> **Instruction**: Your task is to output the entries below word for word.

> **Material shown**:
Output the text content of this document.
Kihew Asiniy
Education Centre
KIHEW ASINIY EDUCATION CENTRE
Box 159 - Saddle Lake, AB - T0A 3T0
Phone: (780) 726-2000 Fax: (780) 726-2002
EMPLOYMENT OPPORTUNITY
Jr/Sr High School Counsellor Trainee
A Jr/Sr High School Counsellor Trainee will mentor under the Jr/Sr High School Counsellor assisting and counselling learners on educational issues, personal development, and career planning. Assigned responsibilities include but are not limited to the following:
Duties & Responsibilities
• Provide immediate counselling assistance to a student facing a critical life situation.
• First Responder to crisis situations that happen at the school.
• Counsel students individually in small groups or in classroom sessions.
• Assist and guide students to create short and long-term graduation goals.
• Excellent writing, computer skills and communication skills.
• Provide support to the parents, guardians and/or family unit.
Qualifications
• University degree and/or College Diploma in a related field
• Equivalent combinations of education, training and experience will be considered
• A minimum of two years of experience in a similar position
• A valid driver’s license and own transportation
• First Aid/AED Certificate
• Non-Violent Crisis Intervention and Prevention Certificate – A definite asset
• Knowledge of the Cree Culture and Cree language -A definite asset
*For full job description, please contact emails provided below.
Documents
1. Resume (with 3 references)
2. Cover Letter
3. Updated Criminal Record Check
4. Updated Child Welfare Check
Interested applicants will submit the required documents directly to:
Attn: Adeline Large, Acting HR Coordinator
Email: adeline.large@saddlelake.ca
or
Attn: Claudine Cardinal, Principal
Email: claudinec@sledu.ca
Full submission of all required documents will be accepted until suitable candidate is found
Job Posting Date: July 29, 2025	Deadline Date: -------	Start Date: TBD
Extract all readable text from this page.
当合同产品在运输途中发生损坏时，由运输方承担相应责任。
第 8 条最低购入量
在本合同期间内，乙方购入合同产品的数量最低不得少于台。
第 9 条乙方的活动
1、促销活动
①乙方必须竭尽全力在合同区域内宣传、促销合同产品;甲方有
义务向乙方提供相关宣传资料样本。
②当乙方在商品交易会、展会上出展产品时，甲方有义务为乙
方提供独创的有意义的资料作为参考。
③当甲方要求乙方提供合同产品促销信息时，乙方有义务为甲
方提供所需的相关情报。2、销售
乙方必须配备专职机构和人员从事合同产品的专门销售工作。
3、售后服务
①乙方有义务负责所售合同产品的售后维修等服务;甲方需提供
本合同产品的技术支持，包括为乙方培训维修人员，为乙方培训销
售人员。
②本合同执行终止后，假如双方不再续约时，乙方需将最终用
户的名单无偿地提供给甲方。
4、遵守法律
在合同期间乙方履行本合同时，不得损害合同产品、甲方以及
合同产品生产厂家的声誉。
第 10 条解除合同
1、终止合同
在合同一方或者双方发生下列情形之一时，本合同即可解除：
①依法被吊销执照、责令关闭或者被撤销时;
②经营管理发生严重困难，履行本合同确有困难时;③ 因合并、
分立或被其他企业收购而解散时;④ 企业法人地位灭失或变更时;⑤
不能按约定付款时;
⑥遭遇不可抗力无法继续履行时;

> **Response to this task**:
Output the text content of this document.
Kihew Asiniy
Education Centre
KIHEW ASINIY EDUCATION CENTRE
Box 159 - Saddle Lake, AB - T0A 3T0
Phone: (780) 726-2000 Fax: (780) 726-2002
EMPLOYMENT OPPORTUNITY
Jr/Sr High School Counsellor Trainee
A Jr/Sr High School Counsellor Trainee will mentor under the Jr/Sr High School Counsellor assisting and counselling learners on educational issues, personal development, and career planning. Assigned responsibilities include but are not limited to the following:
Duties & Responsibilities
• Provide immediate counselling assistance to a student facing a critical life situation.
• First Responder to crisis situations that happen at the school.
• Counsel students individually in small groups or in classroom sessions.
• Assist and guide students to create short and long-term graduation goals.
• Excellent writing, computer skills and communication skills.
• Provide support to the parents, guardians and/or family unit.
Qualifications
• University degree and/or College Diploma in a related field
• Equivalent combinations of education, training and experience will be considered
• A minimum of two years of experience in a similar position
• A valid driver’s license and own transportation
• First Aid/AED Certificate
• Non-Violent Crisis Intervention and Prevention Certificate – A definite asset
• Knowledge of the Cree Culture and Cree language -A definite asset
*For full job description, please contact emails provided below.
Documents
1. Resume (with 3 references)
2. Cover Letter
3. Updated Criminal Record Check
4. Updated Child Welfare Check
Interested applicants will submit the required documents directly to:
Attn: Adeline Large, Acting HR Coordinator
Email: adeline.large@saddlelake.ca
or
Attn: Claudine Cardinal, Principal
Email: claudinec@sledu.ca
Full submission of all required documents will be accepted until suitable candidate is found
Job Posting Date: July 29, 2025	Deadline Date: -------	Start Date: TBD
Extract all readable text from this page.
当合同产品在运输途中发生损坏时，由运输方承担相应责任。
第 8 条最低购入量
在本合同期间内，乙方购入合同产品的数量最低不得少于台。
第 9 条乙方的活动
1、促销活动
①乙方必须竭尽全力在合同区域内宣传、促销合同产品;甲方有
义务向乙方提供相关宣传资料样本。
②当乙方在商品交易会、展会上出展产品时，甲方有义务为乙
方提供独创的有意义的资料作为参考。
③当甲方要求乙方提供合同产品促销信息时，乙方有义务为甲
方提供所需的相关情报。2、销售
乙方必须配备专职机构和人员从事合同产品的专门销售工作。
3、售后服务
①乙方有义务负责所售合同产品的售后维修等服务;甲方需提供
本合同产品的技术支持，包括为乙方培训维修人员，为乙方培训销
售人员。
②本合同执行终止后，假如双方不再续约时，乙方需将最终用
户的名单无偿地提供给甲方。
4、遵守法律
在合同期间乙方履行本合同时，不得损害合同产品、甲方以及
合同产品生产厂家的声誉。
第 10 条解除合同
1、终止合同
在合同一方或者双方发生下列情形之一时，本合同即可解除：
①依法被吊销执照、责令关闭或者被撤销时;
②经营管理发生严重困难，履行本合同确有困难时;③ 因合并、
分立或被其他企业收购而解散时;④ 企业法人地位灭失或变更时;⑤
不能按约定付款时;
⑥遭遇不可抗力无法继续履行时;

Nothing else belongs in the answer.